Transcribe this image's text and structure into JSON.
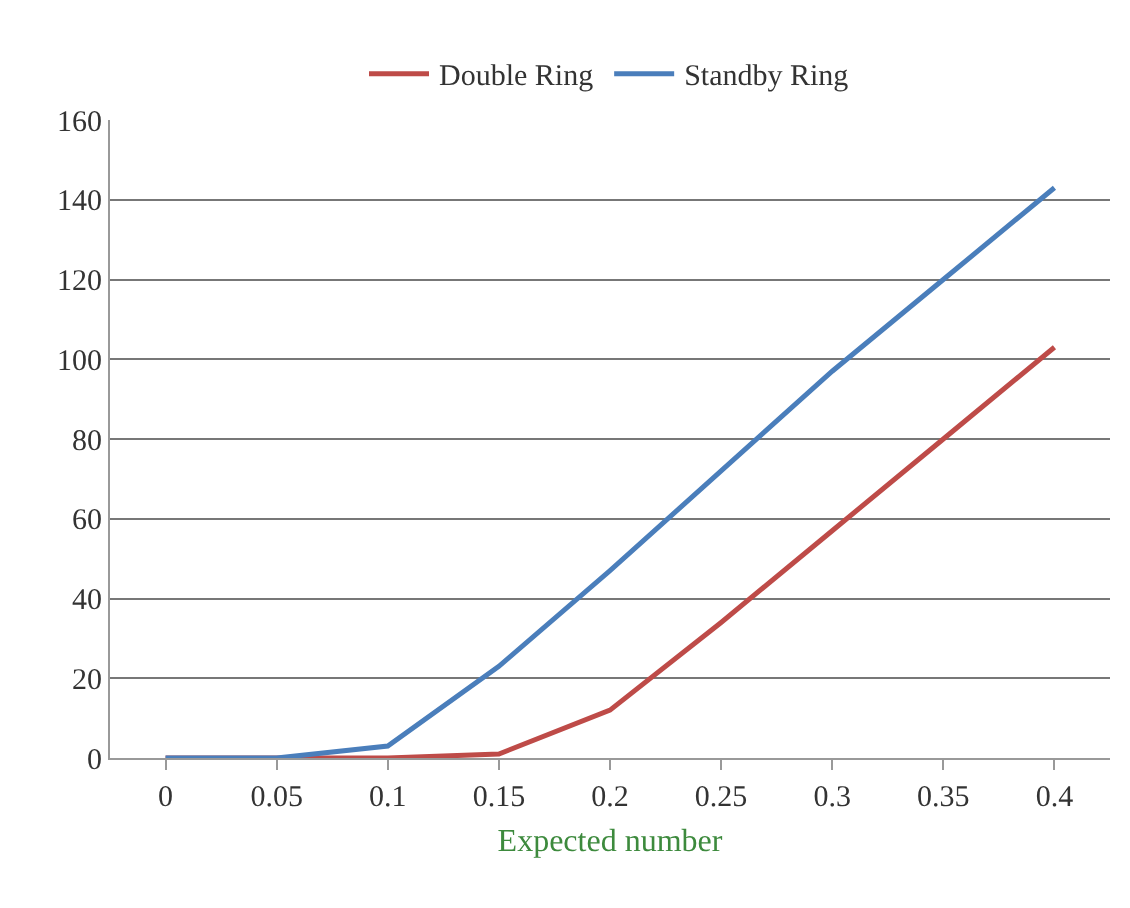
{
  "chart_data": {
    "type": "line",
    "xlabel": "Expected number",
    "categories": [
      "0",
      "0.05",
      "0.1",
      "0.15",
      "0.2",
      "0.25",
      "0.3",
      "0.35",
      "0.4"
    ],
    "series": [
      {
        "name": "Double Ring",
        "color": "#be4b48",
        "values": [
          0,
          0,
          0,
          1,
          12,
          34,
          57,
          80,
          103
        ]
      },
      {
        "name": "Standby Ring",
        "color": "#4a7ebb",
        "values": [
          0,
          0,
          3,
          23,
          47,
          72,
          97,
          120,
          143
        ]
      }
    ],
    "ylim": [
      0,
      160
    ],
    "yticks": [
      0,
      20,
      40,
      60,
      80,
      100,
      120,
      140,
      160
    ],
    "grid": "y",
    "legend": "top",
    "marker": "none",
    "line_style": "solid"
  }
}
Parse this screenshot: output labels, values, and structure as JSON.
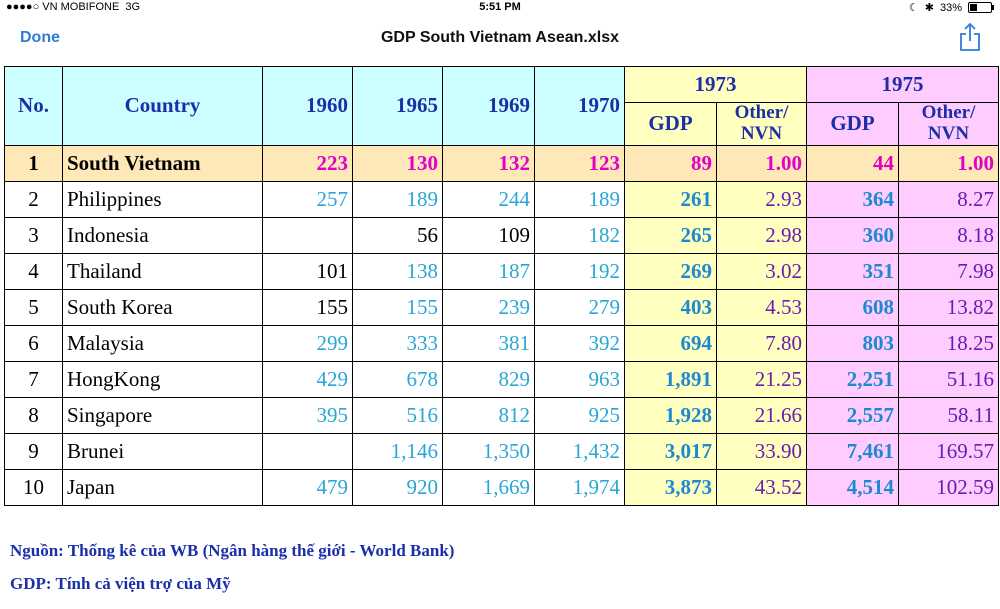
{
  "status": {
    "carrier": "VN MOBIFONE",
    "network": "3G",
    "time": "5:51 PM",
    "battery": "33%"
  },
  "nav": {
    "done": "Done",
    "title": "GDP South Vietnam Asean.xlsx"
  },
  "table": {
    "headers": {
      "no": "No.",
      "country": "Country",
      "y1960": "1960",
      "y1965": "1965",
      "y1969": "1969",
      "y1970": "1970",
      "y1973": "1973",
      "y1975": "1975",
      "gdp": "GDP",
      "other": "Other/ NVN"
    },
    "rows": [
      {
        "no": "1",
        "country": "South Vietnam",
        "y1960": "223",
        "y1965": "130",
        "y1969": "132",
        "y1970": "123",
        "gdp73": "89",
        "other73": "1.00",
        "gdp75": "44",
        "other75": "1.00"
      },
      {
        "no": "2",
        "country": "Philippines",
        "y1960": "257",
        "y1965": "189",
        "y1969": "244",
        "y1970": "189",
        "gdp73": "261",
        "other73": "2.93",
        "gdp75": "364",
        "other75": "8.27"
      },
      {
        "no": "3",
        "country": "Indonesia",
        "y1960": "",
        "y1965": "56",
        "y1969": "109",
        "y1970": "182",
        "gdp73": "265",
        "other73": "2.98",
        "gdp75": "360",
        "other75": "8.18"
      },
      {
        "no": "4",
        "country": "Thailand",
        "y1960": "101",
        "y1965": "138",
        "y1969": "187",
        "y1970": "192",
        "gdp73": "269",
        "other73": "3.02",
        "gdp75": "351",
        "other75": "7.98"
      },
      {
        "no": "5",
        "country": "South Korea",
        "y1960": "155",
        "y1965": "155",
        "y1969": "239",
        "y1970": "279",
        "gdp73": "403",
        "other73": "4.53",
        "gdp75": "608",
        "other75": "13.82"
      },
      {
        "no": "6",
        "country": "Malaysia",
        "y1960": "299",
        "y1965": "333",
        "y1969": "381",
        "y1970": "392",
        "gdp73": "694",
        "other73": "7.80",
        "gdp75": "803",
        "other75": "18.25"
      },
      {
        "no": "7",
        "country": "HongKong",
        "y1960": "429",
        "y1965": "678",
        "y1969": "829",
        "y1970": "963",
        "gdp73": "1,891",
        "other73": "21.25",
        "gdp75": "2,251",
        "other75": "51.16"
      },
      {
        "no": "8",
        "country": "Singapore",
        "y1960": "395",
        "y1965": "516",
        "y1969": "812",
        "y1970": "925",
        "gdp73": "1,928",
        "other73": "21.66",
        "gdp75": "2,557",
        "other75": "58.11"
      },
      {
        "no": "9",
        "country": "Brunei",
        "y1960": "",
        "y1965": "1,146",
        "y1969": "1,350",
        "y1970": "1,432",
        "gdp73": "3,017",
        "other73": "33.90",
        "gdp75": "7,461",
        "other75": "169.57"
      },
      {
        "no": "10",
        "country": "Japan",
        "y1960": "479",
        "y1965": "920",
        "y1969": "1,669",
        "y1970": "1,974",
        "gdp73": "3,873",
        "other73": "43.52",
        "gdp75": "4,514",
        "other75": "102.59"
      }
    ]
  },
  "notes": {
    "source": "Nguồn: Thống kê của WB (Ngân hàng thế giới - World Bank)",
    "gdp_note": "GDP: Tính cả viện trợ của Mỹ"
  }
}
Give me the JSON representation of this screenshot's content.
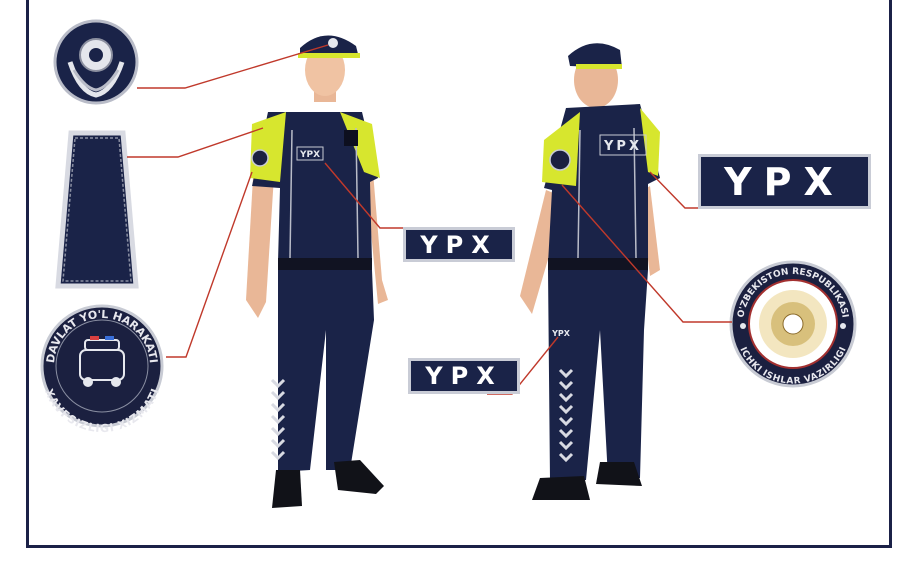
########################################
(To be done):
Give the count of lines holding the word "this" and nothing more.

(Response to the task):
3